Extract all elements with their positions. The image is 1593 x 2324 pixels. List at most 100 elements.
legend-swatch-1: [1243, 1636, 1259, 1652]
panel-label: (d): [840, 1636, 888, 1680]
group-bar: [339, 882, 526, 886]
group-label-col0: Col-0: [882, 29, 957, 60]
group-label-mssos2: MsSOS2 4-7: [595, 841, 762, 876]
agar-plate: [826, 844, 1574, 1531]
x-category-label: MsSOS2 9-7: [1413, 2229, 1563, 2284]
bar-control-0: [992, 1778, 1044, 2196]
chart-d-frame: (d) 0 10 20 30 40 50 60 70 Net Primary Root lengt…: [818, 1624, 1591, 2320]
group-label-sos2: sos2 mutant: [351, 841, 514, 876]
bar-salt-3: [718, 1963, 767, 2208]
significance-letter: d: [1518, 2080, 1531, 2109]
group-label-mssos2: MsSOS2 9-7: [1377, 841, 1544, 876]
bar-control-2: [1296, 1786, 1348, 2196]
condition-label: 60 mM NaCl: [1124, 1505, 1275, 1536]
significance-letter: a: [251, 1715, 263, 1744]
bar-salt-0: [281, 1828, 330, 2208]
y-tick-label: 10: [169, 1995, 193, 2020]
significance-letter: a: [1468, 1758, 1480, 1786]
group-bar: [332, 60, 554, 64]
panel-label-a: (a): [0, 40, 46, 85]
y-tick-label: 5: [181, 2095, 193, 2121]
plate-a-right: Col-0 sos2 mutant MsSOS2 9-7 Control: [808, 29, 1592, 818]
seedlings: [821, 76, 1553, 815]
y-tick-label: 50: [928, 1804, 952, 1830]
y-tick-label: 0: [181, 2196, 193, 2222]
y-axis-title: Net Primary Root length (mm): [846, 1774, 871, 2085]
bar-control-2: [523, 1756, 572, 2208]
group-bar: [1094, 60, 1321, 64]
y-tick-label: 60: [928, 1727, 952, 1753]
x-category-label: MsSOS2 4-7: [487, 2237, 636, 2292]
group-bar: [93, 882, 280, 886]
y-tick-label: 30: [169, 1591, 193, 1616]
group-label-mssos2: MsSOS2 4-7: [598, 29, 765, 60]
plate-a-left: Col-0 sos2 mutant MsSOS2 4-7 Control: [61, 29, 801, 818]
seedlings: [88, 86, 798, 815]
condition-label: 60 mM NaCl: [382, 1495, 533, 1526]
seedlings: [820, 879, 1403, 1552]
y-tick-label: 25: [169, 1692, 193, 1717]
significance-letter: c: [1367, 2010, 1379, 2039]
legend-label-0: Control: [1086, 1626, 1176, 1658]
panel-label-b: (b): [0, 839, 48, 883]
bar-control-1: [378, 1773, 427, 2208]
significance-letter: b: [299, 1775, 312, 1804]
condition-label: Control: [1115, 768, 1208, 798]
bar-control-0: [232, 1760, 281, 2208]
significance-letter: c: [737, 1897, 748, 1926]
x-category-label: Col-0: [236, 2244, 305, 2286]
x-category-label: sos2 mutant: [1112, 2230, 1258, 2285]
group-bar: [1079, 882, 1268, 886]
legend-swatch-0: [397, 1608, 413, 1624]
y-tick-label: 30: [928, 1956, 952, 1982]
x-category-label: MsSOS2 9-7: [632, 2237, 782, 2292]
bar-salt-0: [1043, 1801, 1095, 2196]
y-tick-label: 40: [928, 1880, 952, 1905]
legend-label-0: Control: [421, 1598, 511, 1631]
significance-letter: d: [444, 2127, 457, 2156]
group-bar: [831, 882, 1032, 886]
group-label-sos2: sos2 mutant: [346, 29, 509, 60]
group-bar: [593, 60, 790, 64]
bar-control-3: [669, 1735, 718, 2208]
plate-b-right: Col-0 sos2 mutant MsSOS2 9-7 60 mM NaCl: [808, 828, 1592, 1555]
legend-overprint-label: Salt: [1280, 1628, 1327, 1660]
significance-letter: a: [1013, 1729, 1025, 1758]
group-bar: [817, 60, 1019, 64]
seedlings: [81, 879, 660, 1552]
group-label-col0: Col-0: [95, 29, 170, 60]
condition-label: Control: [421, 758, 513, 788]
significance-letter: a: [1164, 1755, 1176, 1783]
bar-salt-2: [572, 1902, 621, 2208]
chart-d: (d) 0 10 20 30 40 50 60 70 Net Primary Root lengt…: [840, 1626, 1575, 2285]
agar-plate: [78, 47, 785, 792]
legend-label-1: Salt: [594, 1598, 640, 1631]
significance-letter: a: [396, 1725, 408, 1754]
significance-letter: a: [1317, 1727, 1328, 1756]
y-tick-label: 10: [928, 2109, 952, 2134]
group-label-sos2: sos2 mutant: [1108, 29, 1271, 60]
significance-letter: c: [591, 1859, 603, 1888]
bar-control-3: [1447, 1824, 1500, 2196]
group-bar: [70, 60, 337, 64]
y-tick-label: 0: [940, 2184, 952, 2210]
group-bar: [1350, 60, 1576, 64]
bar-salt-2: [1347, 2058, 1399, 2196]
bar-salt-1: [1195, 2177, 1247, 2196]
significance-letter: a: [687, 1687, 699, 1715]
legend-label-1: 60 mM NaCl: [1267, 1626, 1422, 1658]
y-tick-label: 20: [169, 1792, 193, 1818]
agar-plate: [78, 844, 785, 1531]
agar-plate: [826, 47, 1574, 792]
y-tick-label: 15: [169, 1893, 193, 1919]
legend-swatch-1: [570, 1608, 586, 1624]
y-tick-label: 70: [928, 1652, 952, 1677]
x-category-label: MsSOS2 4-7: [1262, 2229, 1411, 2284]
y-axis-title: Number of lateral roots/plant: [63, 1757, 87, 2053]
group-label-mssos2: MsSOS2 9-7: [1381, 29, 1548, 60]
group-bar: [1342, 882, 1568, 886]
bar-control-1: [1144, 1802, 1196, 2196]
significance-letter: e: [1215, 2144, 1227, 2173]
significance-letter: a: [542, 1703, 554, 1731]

TASK REQUIREMENTS - Starting at the first line and stopping after the line that contains "x-category-label: MsSOS2 9-7: [1413, 2229, 1563, 2284]", write those lines out again with "agar-plate" swapped for "petri-dish". Keep everything else the same.

COMPLETED TASK -
Extract all elements with their positions. The image is 1593 x 2324 pixels. List at most 100 elements.
legend-swatch-1: [1243, 1636, 1259, 1652]
panel-label: (d): [840, 1636, 888, 1680]
group-bar: [339, 882, 526, 886]
group-label-col0: Col-0: [882, 29, 957, 60]
group-label-mssos2: MsSOS2 4-7: [595, 841, 762, 876]
petri-dish: [826, 844, 1574, 1531]
x-category-label: MsSOS2 9-7: [1413, 2229, 1563, 2284]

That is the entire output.